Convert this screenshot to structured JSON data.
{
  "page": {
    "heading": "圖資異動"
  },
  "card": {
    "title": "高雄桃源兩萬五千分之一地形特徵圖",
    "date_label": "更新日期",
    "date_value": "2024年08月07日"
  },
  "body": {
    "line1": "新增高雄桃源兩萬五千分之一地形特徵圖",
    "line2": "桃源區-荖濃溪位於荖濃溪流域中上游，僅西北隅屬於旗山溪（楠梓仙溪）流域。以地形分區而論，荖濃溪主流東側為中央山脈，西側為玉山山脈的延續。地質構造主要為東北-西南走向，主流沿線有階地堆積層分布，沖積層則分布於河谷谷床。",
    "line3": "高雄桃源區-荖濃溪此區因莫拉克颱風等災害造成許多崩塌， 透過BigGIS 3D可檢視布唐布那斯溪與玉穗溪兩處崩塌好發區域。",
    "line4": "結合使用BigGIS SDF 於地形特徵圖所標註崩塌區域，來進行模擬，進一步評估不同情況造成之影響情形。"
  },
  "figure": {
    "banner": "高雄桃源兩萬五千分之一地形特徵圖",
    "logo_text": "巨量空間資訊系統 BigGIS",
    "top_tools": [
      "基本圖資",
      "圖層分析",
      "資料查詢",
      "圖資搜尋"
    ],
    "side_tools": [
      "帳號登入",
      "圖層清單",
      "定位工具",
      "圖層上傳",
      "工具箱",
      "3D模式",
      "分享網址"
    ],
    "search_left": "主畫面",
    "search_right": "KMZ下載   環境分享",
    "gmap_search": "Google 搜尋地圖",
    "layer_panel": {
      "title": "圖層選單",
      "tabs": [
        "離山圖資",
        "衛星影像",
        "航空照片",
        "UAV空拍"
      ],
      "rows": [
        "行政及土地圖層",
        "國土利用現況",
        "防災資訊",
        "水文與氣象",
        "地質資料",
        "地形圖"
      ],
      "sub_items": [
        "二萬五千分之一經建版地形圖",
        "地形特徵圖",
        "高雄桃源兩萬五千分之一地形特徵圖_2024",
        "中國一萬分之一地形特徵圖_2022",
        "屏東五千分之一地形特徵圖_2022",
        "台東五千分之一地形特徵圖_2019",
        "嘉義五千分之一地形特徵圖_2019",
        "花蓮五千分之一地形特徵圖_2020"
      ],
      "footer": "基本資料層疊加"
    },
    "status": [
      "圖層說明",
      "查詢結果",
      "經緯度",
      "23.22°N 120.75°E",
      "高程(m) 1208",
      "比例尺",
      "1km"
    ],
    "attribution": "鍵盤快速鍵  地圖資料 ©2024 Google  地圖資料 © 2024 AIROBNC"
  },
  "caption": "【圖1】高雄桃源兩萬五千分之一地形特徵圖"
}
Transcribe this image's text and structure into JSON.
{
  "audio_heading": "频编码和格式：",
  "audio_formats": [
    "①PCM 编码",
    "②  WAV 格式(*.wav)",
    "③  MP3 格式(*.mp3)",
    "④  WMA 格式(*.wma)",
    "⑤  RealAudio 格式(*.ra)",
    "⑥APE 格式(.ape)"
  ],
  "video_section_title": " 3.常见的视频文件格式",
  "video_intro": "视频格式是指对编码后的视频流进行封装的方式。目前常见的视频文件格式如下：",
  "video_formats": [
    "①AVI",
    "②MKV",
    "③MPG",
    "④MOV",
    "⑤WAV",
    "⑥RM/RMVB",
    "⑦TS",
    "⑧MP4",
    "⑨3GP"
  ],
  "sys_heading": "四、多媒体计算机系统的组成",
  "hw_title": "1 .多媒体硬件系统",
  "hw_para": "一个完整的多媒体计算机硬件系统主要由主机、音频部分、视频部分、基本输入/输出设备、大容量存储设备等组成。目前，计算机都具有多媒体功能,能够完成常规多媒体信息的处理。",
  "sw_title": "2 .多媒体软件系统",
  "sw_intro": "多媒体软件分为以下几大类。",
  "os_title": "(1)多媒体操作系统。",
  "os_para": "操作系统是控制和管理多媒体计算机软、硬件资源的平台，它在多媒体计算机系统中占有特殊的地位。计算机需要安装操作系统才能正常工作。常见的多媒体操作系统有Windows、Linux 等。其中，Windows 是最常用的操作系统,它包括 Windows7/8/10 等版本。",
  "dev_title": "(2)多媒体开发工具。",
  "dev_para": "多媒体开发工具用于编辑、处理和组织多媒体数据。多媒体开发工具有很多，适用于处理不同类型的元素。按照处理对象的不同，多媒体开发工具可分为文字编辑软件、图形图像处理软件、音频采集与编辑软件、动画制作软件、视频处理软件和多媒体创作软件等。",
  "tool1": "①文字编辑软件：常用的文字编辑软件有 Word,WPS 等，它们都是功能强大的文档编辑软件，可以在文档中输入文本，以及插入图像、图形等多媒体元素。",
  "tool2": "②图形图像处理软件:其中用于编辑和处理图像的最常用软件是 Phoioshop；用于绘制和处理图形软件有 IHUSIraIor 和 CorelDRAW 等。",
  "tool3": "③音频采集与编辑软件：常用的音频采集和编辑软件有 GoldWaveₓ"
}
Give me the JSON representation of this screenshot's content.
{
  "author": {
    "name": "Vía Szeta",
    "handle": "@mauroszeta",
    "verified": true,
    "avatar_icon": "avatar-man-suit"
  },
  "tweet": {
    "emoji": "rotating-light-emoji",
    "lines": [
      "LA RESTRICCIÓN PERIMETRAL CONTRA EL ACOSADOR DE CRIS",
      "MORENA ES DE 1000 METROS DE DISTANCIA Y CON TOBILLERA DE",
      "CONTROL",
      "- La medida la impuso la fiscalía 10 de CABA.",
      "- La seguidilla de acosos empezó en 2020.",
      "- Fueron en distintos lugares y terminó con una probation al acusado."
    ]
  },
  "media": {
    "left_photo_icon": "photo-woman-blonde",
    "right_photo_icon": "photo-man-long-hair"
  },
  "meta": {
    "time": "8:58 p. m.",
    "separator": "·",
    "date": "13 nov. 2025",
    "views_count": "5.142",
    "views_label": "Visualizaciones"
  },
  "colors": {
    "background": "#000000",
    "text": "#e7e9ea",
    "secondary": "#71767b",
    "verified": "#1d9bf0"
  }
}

....

Brief - Check each line of the data above for the string "screenshot", then report how many lines have it, with no other words.

Response below - 2